GIVEN INSTRUCTION:
Search the listing below for the string "Natural" and copy every line where it occurs.

DATASET:
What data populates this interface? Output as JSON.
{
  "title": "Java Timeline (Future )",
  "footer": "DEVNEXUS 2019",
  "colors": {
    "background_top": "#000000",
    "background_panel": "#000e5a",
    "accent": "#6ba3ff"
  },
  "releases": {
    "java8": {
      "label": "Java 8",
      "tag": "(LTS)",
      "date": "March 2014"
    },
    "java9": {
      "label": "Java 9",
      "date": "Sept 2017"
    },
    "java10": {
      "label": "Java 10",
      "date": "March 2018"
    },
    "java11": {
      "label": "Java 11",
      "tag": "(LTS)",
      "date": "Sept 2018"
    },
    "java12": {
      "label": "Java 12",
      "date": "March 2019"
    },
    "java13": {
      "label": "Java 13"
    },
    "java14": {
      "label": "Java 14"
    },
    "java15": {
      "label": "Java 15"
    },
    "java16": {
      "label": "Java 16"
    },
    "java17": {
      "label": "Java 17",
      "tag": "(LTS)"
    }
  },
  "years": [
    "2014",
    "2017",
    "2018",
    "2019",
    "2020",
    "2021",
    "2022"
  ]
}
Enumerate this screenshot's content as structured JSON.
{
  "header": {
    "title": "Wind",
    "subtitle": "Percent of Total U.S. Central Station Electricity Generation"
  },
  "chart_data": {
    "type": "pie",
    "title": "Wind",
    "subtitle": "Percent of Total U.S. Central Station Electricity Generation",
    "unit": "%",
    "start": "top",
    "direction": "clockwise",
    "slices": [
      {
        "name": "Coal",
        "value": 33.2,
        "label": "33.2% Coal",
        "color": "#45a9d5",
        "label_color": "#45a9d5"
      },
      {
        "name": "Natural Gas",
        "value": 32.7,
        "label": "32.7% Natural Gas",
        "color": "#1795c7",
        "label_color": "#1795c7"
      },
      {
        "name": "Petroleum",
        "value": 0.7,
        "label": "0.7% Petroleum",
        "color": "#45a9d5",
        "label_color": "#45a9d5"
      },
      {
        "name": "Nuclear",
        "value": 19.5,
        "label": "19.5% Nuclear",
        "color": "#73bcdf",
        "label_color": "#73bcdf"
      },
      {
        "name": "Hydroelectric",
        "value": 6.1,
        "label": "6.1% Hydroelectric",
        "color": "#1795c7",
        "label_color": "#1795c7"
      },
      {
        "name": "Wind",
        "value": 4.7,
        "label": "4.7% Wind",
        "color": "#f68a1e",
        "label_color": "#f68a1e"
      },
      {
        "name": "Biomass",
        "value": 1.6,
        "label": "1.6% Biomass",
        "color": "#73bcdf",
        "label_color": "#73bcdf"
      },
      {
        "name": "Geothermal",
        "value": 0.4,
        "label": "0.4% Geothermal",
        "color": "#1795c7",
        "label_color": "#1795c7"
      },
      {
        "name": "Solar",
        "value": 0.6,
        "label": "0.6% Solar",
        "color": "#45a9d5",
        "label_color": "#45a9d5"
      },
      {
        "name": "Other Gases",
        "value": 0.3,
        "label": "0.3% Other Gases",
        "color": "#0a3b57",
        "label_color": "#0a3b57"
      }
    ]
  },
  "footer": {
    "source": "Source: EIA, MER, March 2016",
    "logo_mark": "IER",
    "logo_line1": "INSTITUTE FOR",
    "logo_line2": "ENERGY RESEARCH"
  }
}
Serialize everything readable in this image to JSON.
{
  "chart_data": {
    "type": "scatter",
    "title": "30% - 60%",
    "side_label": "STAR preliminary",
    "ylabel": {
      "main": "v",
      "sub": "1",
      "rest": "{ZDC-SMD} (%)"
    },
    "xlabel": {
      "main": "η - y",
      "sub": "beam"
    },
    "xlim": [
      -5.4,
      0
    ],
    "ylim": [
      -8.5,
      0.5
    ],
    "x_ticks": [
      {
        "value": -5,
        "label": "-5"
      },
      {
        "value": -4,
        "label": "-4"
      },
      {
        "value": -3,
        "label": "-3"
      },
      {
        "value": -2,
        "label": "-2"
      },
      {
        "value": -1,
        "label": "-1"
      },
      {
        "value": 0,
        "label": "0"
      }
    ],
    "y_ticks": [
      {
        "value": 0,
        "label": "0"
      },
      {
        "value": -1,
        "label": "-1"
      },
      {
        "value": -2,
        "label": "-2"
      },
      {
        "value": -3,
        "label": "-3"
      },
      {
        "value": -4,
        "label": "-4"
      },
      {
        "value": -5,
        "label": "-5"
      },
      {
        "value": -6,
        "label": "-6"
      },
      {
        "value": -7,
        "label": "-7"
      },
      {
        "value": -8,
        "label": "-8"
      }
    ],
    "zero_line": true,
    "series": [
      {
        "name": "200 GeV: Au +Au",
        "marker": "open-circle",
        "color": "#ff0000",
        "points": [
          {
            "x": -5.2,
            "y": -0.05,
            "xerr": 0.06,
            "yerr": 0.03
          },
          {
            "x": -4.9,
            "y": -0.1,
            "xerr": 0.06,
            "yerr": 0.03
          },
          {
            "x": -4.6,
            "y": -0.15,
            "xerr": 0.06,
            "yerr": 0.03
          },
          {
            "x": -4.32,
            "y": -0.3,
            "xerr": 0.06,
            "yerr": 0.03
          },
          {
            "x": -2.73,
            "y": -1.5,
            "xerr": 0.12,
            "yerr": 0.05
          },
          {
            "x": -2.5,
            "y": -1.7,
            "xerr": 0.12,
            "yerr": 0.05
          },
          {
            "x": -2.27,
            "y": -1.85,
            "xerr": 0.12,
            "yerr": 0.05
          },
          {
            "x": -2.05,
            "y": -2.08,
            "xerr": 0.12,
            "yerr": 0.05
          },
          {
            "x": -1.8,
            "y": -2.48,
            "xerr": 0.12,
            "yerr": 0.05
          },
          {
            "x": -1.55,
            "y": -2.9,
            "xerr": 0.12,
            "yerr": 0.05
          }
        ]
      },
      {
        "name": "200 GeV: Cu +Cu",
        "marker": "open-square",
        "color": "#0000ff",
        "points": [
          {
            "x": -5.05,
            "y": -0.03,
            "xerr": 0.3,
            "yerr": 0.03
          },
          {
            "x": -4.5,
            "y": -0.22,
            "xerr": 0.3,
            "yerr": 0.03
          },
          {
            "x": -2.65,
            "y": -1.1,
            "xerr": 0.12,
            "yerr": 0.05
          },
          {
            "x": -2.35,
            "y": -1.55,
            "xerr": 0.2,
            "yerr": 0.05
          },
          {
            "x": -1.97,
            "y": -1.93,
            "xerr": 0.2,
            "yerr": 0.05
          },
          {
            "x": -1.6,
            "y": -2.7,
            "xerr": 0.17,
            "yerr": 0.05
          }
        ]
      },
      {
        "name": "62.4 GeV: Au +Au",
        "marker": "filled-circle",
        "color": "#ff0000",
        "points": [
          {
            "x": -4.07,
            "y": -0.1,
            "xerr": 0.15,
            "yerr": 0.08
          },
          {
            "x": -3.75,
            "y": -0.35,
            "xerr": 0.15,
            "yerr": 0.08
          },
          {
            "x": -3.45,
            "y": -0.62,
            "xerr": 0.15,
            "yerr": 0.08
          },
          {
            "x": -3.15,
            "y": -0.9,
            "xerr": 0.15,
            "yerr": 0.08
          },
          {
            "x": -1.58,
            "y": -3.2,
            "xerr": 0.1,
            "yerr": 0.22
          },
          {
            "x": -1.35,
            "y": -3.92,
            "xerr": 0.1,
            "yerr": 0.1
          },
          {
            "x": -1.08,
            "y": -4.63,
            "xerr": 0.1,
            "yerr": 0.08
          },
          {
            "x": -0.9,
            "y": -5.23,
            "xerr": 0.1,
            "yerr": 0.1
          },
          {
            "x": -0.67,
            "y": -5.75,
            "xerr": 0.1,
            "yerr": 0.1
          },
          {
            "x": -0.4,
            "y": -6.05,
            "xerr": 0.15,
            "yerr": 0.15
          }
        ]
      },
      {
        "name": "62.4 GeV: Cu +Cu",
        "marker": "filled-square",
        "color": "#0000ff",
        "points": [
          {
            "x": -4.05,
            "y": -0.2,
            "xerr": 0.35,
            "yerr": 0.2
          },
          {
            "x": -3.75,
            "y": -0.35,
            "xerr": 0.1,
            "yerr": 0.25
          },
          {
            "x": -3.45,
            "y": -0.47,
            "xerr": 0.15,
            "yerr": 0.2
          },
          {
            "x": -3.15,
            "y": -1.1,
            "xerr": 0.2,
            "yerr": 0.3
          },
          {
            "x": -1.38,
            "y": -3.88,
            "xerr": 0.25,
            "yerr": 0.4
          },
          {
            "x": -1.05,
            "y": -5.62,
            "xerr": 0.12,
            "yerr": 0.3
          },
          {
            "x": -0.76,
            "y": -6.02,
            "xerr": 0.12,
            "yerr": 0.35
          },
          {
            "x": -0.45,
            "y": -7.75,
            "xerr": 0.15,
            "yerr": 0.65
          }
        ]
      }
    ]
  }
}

CORRECT RESULT:
        "name": "Natural Gas",
        "label": "32.7% Natural Gas",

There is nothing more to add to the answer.